>>>>>

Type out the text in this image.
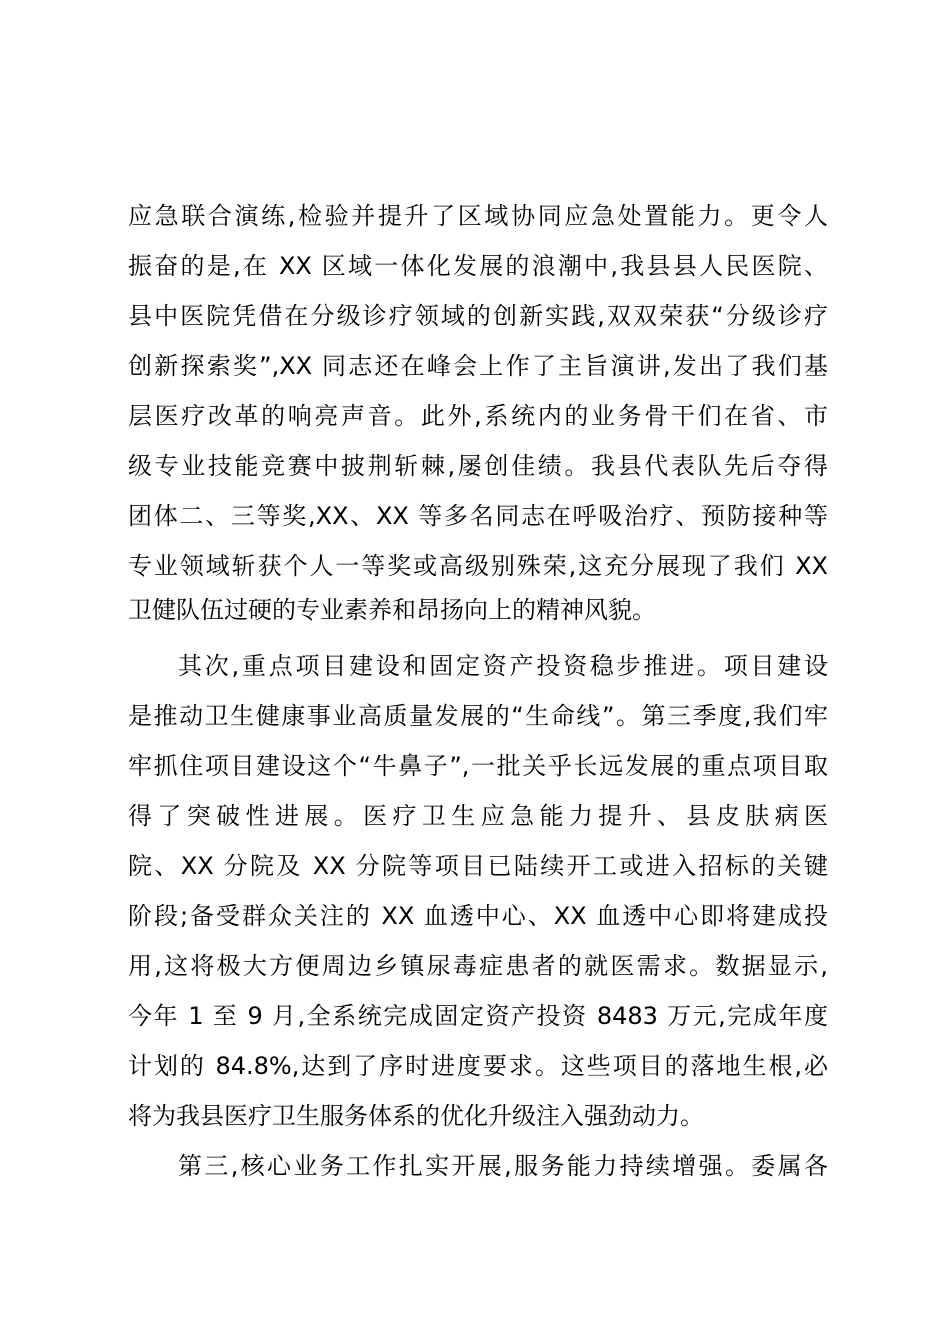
应急联合演练,检验并提升了区域协同应急处置能力。更令人
振奋的是,在 XX 区域一体化发展的浪潮中,我县县人民医院、
县中医院凭借在分级诊疗领域的创新实践,双双荣获“分级诊疗
创新探索奖”,XX 同志还在峰会上作了主旨演讲,发出了我们基
层医疗改革的响亮声音。此外,系统内的业务骨干们在省、市
级专业技能竞赛中披荆斩棘,屡创佳绩。我县代表队先后夺得
团体二、三等奖,XX、XX 等多名同志在呼吸治疗、预防接种等
专业领域斩获个人一等奖或高级别殊荣,这充分展现了我们 XX
卫健队伍过硬的专业素养和昂扬向上的精神风貌。
其次,重点项目建设和固定资产投资稳步推进。项目建设
是推动卫生健康事业高质量发展的“生命线”。第三季度,我们牢
牢抓住项目建设这个“牛鼻子”,一批关乎长远发展的重点项目取
得了突破性进展。医疗卫生应急能力提升、县皮肤病医
院、XX 分院及 XX 分院等项目已陆续开工或进入招标的关键
阶段;备受群众关注的 XX 血透中心、XX 血透中心即将建成投
用,这将极大方便周边乡镇尿毒症患者的就医需求。数据显示,
今年 1 至 9 月,全系统完成固定资产投资 8483 万元,完成年度
计划的 84.8%,达到了序时进度要求。这些项目的落地生根,必
将为我县医疗卫生服务体系的优化升级注入强劲动力。
第三,核心业务工作扎实开展,服务能力持续增强。委属各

<<<<<

## TASK GOAL
Go through the listing above and write it all out exactly, leaving out any picture.

## FINAL RESULT
Type out the text in this image.
应急联合演练,检验并提升了区域协同应急处置能力。更令人
振奋的是,在 XX 区域一体化发展的浪潮中,我县县人民医院、
县中医院凭借在分级诊疗领域的创新实践,双双荣获“分级诊疗
创新探索奖”,XX 同志还在峰会上作了主旨演讲,发出了我们基
层医疗改革的响亮声音。此外,系统内的业务骨干们在省、市
级专业技能竞赛中披荆斩棘,屡创佳绩。我县代表队先后夺得
团体二、三等奖,XX、XX 等多名同志在呼吸治疗、预防接种等
专业领域斩获个人一等奖或高级别殊荣,这充分展现了我们 XX
卫健队伍过硬的专业素养和昂扬向上的精神风貌。
其次,重点项目建设和固定资产投资稳步推进。项目建设
是推动卫生健康事业高质量发展的“生命线”。第三季度,我们牢
牢抓住项目建设这个“牛鼻子”,一批关乎长远发展的重点项目取
得了突破性进展。医疗卫生应急能力提升、县皮肤病医
院、XX 分院及 XX 分院等项目已陆续开工或进入招标的关键
阶段;备受群众关注的 XX 血透中心、XX 血透中心即将建成投
用,这将极大方便周边乡镇尿毒症患者的就医需求。数据显示,
今年 1 至 9 月,全系统完成固定资产投资 8483 万元,完成年度
计划的 84.8%,达到了序时进度要求。这些项目的落地生根,必
将为我县医疗卫生服务体系的优化升级注入强劲动力。
第三,核心业务工作扎实开展,服务能力持续增强。委属各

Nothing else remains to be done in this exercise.